EXERCISE: Repeat the listing in full, exactly as it stands.

DATASET ENTRIES:

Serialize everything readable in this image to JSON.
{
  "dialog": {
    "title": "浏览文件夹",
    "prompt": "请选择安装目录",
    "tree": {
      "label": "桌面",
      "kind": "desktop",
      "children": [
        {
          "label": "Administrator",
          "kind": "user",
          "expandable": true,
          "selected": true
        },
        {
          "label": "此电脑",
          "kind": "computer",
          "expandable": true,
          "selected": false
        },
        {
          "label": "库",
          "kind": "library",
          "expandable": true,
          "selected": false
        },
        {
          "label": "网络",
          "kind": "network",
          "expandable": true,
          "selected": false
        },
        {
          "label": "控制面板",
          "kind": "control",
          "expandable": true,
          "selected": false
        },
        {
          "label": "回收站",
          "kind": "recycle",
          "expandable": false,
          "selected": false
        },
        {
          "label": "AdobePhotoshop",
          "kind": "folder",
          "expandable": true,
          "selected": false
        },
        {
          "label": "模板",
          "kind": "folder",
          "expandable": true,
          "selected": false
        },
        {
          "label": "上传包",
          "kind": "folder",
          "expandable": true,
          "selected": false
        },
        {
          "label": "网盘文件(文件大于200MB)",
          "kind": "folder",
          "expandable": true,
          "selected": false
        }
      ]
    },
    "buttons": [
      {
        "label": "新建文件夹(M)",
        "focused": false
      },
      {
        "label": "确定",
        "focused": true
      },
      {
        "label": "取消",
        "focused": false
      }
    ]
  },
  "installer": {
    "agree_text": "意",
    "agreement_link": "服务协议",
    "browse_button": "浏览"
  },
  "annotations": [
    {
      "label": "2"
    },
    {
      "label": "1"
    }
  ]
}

FULL ANSWER:
Serialize everything readable in this image to JSON.
{
  "dialog": {
    "title": "浏览文件夹",
    "prompt": "请选择安装目录",
    "tree": {
      "label": "桌面",
      "kind": "desktop",
      "children": [
        {
          "label": "Administrator",
          "kind": "user",
          "expandable": true,
          "selected": true
        },
        {
          "label": "此电脑",
          "kind": "computer",
          "expandable": true,
          "selected": false
        },
        {
          "label": "库",
          "kind": "library",
          "expandable": true,
          "selected": false
        },
        {
          "label": "网络",
          "kind": "network",
          "expandable": true,
          "selected": false
        },
        {
          "label": "控制面板",
          "kind": "control",
          "expandable": true,
          "selected": false
        },
        {
          "label": "回收站",
          "kind": "recycle",
          "expandable": false,
          "selected": false
        },
        {
          "label": "AdobePhotoshop",
          "kind": "folder",
          "expandable": true,
          "selected": false
        },
        {
          "label": "模板",
          "kind": "folder",
          "expandable": true,
          "selected": false
        },
        {
          "label": "上传包",
          "kind": "folder",
          "expandable": true,
          "selected": false
        },
        {
          "label": "网盘文件(文件大于200MB)",
          "kind": "folder",
          "expandable": true,
          "selected": false
        }
      ]
    },
    "buttons": [
      {
        "label": "新建文件夹(M)",
        "focused": false
      },
      {
        "label": "确定",
        "focused": true
      },
      {
        "label": "取消",
        "focused": false
      }
    ]
  },
  "installer": {
    "agree_text": "意",
    "agreement_link": "服务协议",
    "browse_button": "浏览"
  },
  "annotations": [
    {
      "label": "2"
    },
    {
      "label": "1"
    }
  ]
}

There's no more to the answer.